### Data for this exercise
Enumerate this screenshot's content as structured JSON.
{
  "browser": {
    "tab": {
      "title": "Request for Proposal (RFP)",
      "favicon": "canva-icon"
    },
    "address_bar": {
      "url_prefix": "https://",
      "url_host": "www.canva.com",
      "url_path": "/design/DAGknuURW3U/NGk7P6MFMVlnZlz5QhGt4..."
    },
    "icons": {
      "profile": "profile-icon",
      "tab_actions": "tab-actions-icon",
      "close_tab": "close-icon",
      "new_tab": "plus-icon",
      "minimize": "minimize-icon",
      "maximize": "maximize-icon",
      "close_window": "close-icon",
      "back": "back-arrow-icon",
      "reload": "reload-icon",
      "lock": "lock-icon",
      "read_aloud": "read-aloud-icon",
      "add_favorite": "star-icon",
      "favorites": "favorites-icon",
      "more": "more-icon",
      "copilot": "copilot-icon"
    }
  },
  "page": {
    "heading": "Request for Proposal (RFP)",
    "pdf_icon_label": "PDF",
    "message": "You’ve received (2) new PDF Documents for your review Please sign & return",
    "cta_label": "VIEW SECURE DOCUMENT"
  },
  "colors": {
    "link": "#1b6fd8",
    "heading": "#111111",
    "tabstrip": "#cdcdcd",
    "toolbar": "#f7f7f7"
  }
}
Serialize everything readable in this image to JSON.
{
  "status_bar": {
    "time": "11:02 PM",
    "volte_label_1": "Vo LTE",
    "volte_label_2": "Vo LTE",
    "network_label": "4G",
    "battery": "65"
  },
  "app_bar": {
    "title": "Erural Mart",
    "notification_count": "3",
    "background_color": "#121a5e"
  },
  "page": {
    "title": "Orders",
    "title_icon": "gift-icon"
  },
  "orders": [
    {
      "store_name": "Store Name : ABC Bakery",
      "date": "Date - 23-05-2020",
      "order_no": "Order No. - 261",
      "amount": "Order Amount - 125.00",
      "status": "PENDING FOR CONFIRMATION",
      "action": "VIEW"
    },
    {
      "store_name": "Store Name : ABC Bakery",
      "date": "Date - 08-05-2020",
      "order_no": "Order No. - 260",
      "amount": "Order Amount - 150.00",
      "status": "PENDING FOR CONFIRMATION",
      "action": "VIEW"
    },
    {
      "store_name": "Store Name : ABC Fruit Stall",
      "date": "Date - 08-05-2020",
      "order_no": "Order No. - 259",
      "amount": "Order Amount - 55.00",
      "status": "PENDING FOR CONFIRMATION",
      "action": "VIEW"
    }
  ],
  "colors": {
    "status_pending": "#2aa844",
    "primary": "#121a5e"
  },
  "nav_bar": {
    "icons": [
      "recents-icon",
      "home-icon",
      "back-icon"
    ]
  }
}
######
Direction: Output each record precisely as given.

Task solution:
Enumerate this screenshot's content as structured JSON.
{
  "browser": {
    "tab": {
      "title": "Request for Proposal (RFP)",
      "favicon": "canva-icon"
    },
    "address_bar": {
      "url_prefix": "https://",
      "url_host": "www.canva.com",
      "url_path": "/design/DAGknuURW3U/NGk7P6MFMVlnZlz5QhGt4..."
    },
    "icons": {
      "profile": "profile-icon",
      "tab_actions": "tab-actions-icon",
      "close_tab": "close-icon",
      "new_tab": "plus-icon",
      "minimize": "minimize-icon",
      "maximize": "maximize-icon",
      "close_window": "close-icon",
      "back": "back-arrow-icon",
      "reload": "reload-icon",
      "lock": "lock-icon",
      "read_aloud": "read-aloud-icon",
      "add_favorite": "star-icon",
      "favorites": "favorites-icon",
      "more": "more-icon",
      "copilot": "copilot-icon"
    }
  },
  "page": {
    "heading": "Request for Proposal (RFP)",
    "pdf_icon_label": "PDF",
    "message": "You’ve received (2) new PDF Documents for your review Please sign & return",
    "cta_label": "VIEW SECURE DOCUMENT"
  },
  "colors": {
    "link": "#1b6fd8",
    "heading": "#111111",
    "tabstrip": "#cdcdcd",
    "toolbar": "#f7f7f7"
  }
}
Serialize everything readable in this image to JSON.
{
  "status_bar": {
    "time": "11:02 PM",
    "volte_label_1": "Vo LTE",
    "volte_label_2": "Vo LTE",
    "network_label": "4G",
    "battery": "65"
  },
  "app_bar": {
    "title": "Erural Mart",
    "notification_count": "3",
    "background_color": "#121a5e"
  },
  "page": {
    "title": "Orders",
    "title_icon": "gift-icon"
  },
  "orders": [
    {
      "store_name": "Store Name : ABC Bakery",
      "date": "Date - 23-05-2020",
      "order_no": "Order No. - 261",
      "amount": "Order Amount - 125.00",
      "status": "PENDING FOR CONFIRMATION",
      "action": "VIEW"
    },
    {
      "store_name": "Store Name : ABC Bakery",
      "date": "Date - 08-05-2020",
      "order_no": "Order No. - 260",
      "amount": "Order Amount - 150.00",
      "status": "PENDING FOR CONFIRMATION",
      "action": "VIEW"
    },
    {
      "store_name": "Store Name : ABC Fruit Stall",
      "date": "Date - 08-05-2020",
      "order_no": "Order No. - 259",
      "amount": "Order Amount - 55.00",
      "status": "PENDING FOR CONFIRMATION",
      "action": "VIEW"
    }
  ],
  "colors": {
    "status_pending": "#2aa844",
    "primary": "#121a5e"
  },
  "nav_bar": {
    "icons": [
      "recents-icon",
      "home-icon",
      "back-icon"
    ]
  }
}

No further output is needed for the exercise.